Aim of the task: Return the listing below verbatim. Pictures do not belong in the copy.

Collected data entries:
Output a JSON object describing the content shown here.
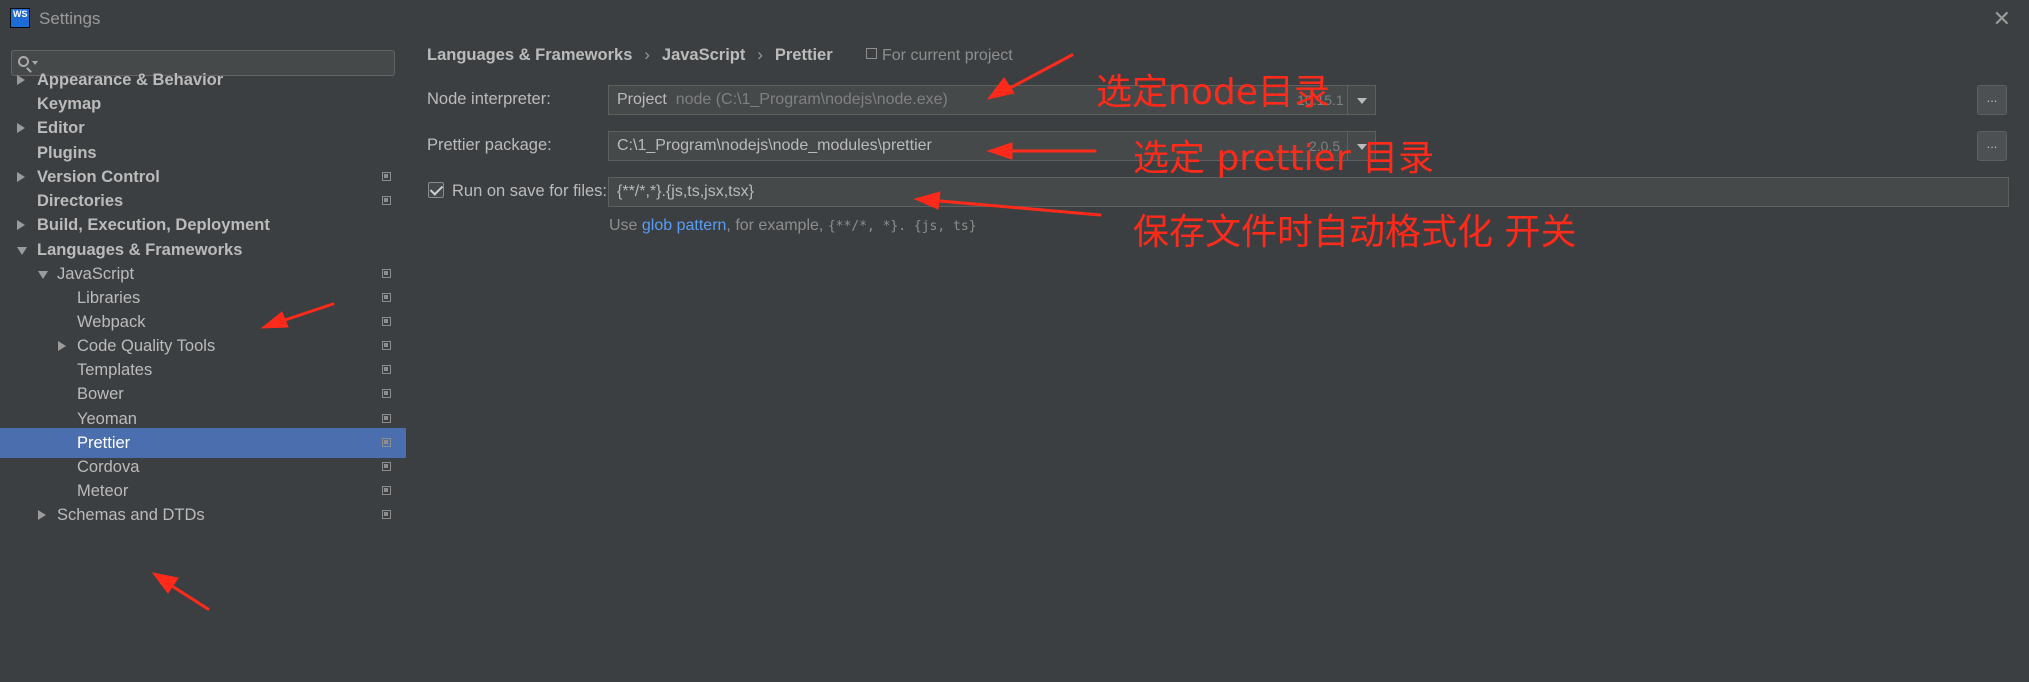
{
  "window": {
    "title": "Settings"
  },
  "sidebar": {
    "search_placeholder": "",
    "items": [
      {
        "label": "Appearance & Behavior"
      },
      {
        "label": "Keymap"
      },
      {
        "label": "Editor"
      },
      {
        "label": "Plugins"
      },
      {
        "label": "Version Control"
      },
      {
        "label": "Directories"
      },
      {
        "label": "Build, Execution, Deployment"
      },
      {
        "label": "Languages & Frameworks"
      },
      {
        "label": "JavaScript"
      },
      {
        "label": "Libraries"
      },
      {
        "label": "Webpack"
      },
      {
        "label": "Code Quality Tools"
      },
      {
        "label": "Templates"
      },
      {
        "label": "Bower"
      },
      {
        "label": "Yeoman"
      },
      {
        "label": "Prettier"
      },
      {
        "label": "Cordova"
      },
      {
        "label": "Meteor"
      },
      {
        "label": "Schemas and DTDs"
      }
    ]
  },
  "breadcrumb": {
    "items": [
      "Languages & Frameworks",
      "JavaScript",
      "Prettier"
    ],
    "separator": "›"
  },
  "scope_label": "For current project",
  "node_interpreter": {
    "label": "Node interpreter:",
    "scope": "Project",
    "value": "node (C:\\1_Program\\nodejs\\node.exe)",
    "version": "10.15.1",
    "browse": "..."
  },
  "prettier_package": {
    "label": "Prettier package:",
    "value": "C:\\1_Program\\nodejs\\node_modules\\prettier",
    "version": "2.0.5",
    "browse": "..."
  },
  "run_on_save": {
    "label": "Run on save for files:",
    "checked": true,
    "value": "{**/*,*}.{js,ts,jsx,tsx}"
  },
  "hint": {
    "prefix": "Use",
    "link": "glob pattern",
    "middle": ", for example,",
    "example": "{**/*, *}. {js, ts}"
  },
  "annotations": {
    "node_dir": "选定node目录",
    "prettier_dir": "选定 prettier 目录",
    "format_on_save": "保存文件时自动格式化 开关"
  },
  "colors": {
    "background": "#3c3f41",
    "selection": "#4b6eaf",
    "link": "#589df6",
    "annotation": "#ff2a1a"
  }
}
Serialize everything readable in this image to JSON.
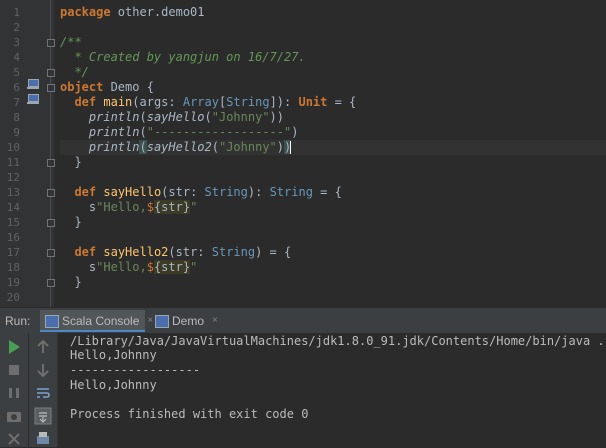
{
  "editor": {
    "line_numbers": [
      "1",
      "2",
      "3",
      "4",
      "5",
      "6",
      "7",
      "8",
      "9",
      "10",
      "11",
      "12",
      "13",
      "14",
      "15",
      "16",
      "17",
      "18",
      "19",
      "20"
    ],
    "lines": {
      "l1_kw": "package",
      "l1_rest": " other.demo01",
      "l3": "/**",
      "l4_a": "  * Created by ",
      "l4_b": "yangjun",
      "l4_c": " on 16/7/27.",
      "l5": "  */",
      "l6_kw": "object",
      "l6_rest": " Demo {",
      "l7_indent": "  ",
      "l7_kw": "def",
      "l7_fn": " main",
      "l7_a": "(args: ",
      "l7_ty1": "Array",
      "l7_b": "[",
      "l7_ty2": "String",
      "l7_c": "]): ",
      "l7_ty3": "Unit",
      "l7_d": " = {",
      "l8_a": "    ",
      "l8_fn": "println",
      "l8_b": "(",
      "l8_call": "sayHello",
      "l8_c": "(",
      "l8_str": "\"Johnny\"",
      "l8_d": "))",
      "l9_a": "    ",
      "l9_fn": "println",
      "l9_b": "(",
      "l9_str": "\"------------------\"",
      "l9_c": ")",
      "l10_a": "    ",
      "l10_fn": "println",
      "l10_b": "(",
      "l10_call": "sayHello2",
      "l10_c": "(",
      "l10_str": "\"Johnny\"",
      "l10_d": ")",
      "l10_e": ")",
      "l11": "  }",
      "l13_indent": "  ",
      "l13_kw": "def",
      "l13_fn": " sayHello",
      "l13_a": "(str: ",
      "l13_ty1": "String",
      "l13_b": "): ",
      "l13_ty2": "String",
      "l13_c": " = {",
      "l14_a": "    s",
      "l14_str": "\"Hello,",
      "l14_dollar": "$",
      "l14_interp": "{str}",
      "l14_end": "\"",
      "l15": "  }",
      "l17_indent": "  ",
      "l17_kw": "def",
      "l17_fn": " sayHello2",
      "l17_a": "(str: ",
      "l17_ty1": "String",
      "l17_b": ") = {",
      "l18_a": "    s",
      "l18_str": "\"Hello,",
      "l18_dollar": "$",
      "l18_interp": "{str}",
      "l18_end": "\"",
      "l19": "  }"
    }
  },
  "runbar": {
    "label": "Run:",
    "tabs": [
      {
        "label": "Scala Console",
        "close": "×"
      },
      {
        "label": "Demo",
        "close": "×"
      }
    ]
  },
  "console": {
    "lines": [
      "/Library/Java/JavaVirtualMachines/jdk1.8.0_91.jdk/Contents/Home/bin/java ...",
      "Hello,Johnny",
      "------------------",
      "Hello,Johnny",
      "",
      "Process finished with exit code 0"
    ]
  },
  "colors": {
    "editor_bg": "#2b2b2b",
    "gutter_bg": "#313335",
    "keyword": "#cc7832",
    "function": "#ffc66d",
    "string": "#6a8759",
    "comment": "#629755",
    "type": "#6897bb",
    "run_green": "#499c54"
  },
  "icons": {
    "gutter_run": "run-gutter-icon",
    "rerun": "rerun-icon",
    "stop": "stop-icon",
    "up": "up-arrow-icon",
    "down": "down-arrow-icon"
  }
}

Written answer:
Output a JSON object describing the content shown here.
{
  "window": {
    "title": "Settings"
  },
  "sidebar": {
    "search_placeholder": "",
    "items": [
      {
        "label": "Appearance & Behavior"
      },
      {
        "label": "Keymap"
      },
      {
        "label": "Editor"
      },
      {
        "label": "Plugins"
      },
      {
        "label": "Version Control"
      },
      {
        "label": "Directories"
      },
      {
        "label": "Build, Execution, Deployment"
      },
      {
        "label": "Languages & Frameworks"
      },
      {
        "label": "JavaScript"
      },
      {
        "label": "Libraries"
      },
      {
        "label": "Webpack"
      },
      {
        "label": "Code Quality Tools"
      },
      {
        "label": "Templates"
      },
      {
        "label": "Bower"
      },
      {
        "label": "Yeoman"
      },
      {
        "label": "Prettier"
      },
      {
        "label": "Cordova"
      },
      {
        "label": "Meteor"
      },
      {
        "label": "Schemas and DTDs"
      }
    ]
  },
  "breadcrumb": {
    "items": [
      "Languages & Frameworks",
      "JavaScript",
      "Prettier"
    ],
    "separator": "›"
  },
  "scope_label": "For current project",
  "node_interpreter": {
    "label": "Node interpreter:",
    "scope": "Project",
    "value": "node (C:\\1_Program\\nodejs\\node.exe)",
    "version": "10.15.1",
    "browse": "..."
  },
  "prettier_package": {
    "label": "Prettier package:",
    "value": "C:\\1_Program\\nodejs\\node_modules\\prettier",
    "version": "2.0.5",
    "browse": "..."
  },
  "run_on_save": {
    "label": "Run on save for files:",
    "checked": true,
    "value": "{**/*,*}.{js,ts,jsx,tsx}"
  },
  "hint": {
    "prefix": "Use",
    "link": "glob pattern",
    "middle": ", for example,",
    "example": "{**/*, *}. {js, ts}"
  },
  "annotations": {
    "node_dir": "选定node目录",
    "prettier_dir": "选定 prettier 目录",
    "format_on_save": "保存文件时自动格式化 开关"
  },
  "colors": {
    "background": "#3c3f41",
    "selection": "#4b6eaf",
    "link": "#589df6",
    "annotation": "#ff2a1a"
  }
}
Serialize everything readable in this image to JSON.
{
  "editor": {
    "line_numbers": [
      "1",
      "2",
      "3",
      "4",
      "5",
      "6",
      "7",
      "8",
      "9",
      "10",
      "11",
      "12",
      "13",
      "14",
      "15",
      "16",
      "17",
      "18",
      "19",
      "20"
    ],
    "lines": {
      "l1_kw": "package",
      "l1_rest": " other.demo01",
      "l3": "/**",
      "l4_a": "  * Created by ",
      "l4_b": "yangjun",
      "l4_c": " on 16/7/27.",
      "l5": "  */",
      "l6_kw": "object",
      "l6_rest": " Demo {",
      "l7_indent": "  ",
      "l7_kw": "def",
      "l7_fn": " main",
      "l7_a": "(args: ",
      "l7_ty1": "Array",
      "l7_b": "[",
      "l7_ty2": "String",
      "l7_c": "]): ",
      "l7_ty3": "Unit",
      "l7_d": " = {",
      "l8_a": "    ",
      "l8_fn": "println",
      "l8_b": "(",
      "l8_call": "sayHello",
      "l8_c": "(",
      "l8_str": "\"Johnny\"",
      "l8_d": "))",
      "l9_a": "    ",
      "l9_fn": "println",
      "l9_b": "(",
      "l9_str": "\"------------------\"",
      "l9_c": ")",
      "l10_a": "    ",
      "l10_fn": "println",
      "l10_b": "(",
      "l10_call": "sayHello2",
      "l10_c": "(",
      "l10_str": "\"Johnny\"",
      "l10_d": ")",
      "l10_e": ")",
      "l11": "  }",
      "l13_indent": "  ",
      "l13_kw": "def",
      "l13_fn": " sayHello",
      "l13_a": "(str: ",
      "l13_ty1": "String",
      "l13_b": "): ",
      "l13_ty2": "String",
      "l13_c": " = {",
      "l14_a": "    s",
      "l14_str": "\"Hello,",
      "l14_dollar": "$",
      "l14_interp": "{str}",
      "l14_end": "\"",
      "l15": "  }",
      "l17_indent": "  ",
      "l17_kw": "def",
      "l17_fn": " sayHello2",
      "l17_a": "(str: ",
      "l17_ty1": "String",
      "l17_b": ") = {",
      "l18_a": "    s",
      "l18_str": "\"Hello,",
      "l18_dollar": "$",
      "l18_interp": "{str}",
      "l18_end": "\"",
      "l19": "  }"
    }
  },
  "runbar": {
    "label": "Run:",
    "tabs": [
      {
        "label": "Scala Console",
        "close": "×"
      },
      {
        "label": "Demo",
        "close": "×"
      }
    ]
  },
  "console": {
    "lines": [
      "/Library/Java/JavaVirtualMachines/jdk1.8.0_91.jdk/Contents/Home/bin/java ...",
      "Hello,Johnny",
      "------------------",
      "Hello,Johnny",
      "",
      "Process finished with exit code 0"
    ]
  },
  "colors": {
    "editor_bg": "#2b2b2b",
    "gutter_bg": "#313335",
    "keyword": "#cc7832",
    "function": "#ffc66d",
    "string": "#6a8759",
    "comment": "#629755",
    "type": "#6897bb",
    "run_green": "#499c54"
  },
  "icons": {
    "gutter_run": "run-gutter-icon",
    "rerun": "rerun-icon",
    "stop": "stop-icon",
    "up": "up-arrow-icon",
    "down": "down-arrow-icon"
  }
}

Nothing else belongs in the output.